- [Task] Leaving out every picture, quote the data below exactly as it appears.

———

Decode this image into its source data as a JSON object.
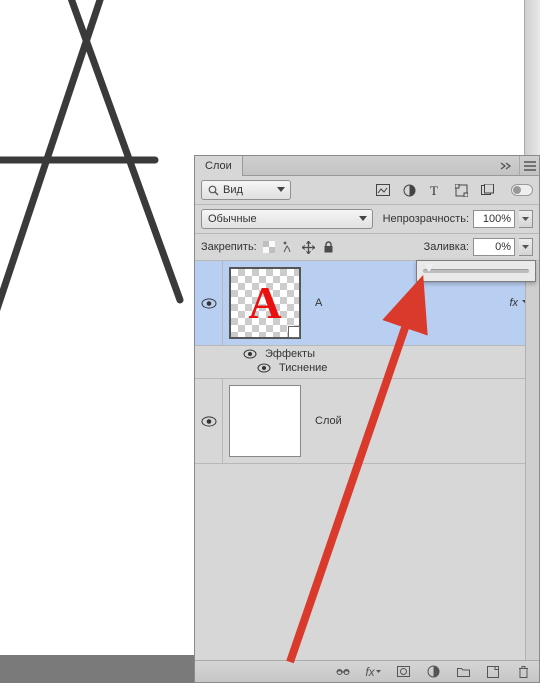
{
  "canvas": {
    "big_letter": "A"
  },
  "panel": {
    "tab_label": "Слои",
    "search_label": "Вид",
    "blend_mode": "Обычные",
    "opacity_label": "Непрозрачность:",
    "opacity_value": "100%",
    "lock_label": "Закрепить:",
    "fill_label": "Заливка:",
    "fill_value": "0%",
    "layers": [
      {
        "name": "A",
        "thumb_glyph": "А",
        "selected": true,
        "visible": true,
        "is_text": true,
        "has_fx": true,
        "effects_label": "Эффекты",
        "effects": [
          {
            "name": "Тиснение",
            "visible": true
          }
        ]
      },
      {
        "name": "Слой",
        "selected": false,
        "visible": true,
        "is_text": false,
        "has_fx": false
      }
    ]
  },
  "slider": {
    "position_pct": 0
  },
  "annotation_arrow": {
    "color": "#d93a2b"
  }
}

———

- [Full output]
Decode this image into its source data as a JSON object.
{
  "canvas": {
    "big_letter": "A"
  },
  "panel": {
    "tab_label": "Слои",
    "search_label": "Вид",
    "blend_mode": "Обычные",
    "opacity_label": "Непрозрачность:",
    "opacity_value": "100%",
    "lock_label": "Закрепить:",
    "fill_label": "Заливка:",
    "fill_value": "0%",
    "layers": [
      {
        "name": "A",
        "thumb_glyph": "А",
        "selected": true,
        "visible": true,
        "is_text": true,
        "has_fx": true,
        "effects_label": "Эффекты",
        "effects": [
          {
            "name": "Тиснение",
            "visible": true
          }
        ]
      },
      {
        "name": "Слой",
        "selected": false,
        "visible": true,
        "is_text": false,
        "has_fx": false
      }
    ]
  },
  "slider": {
    "position_pct": 0
  },
  "annotation_arrow": {
    "color": "#d93a2b"
  }
}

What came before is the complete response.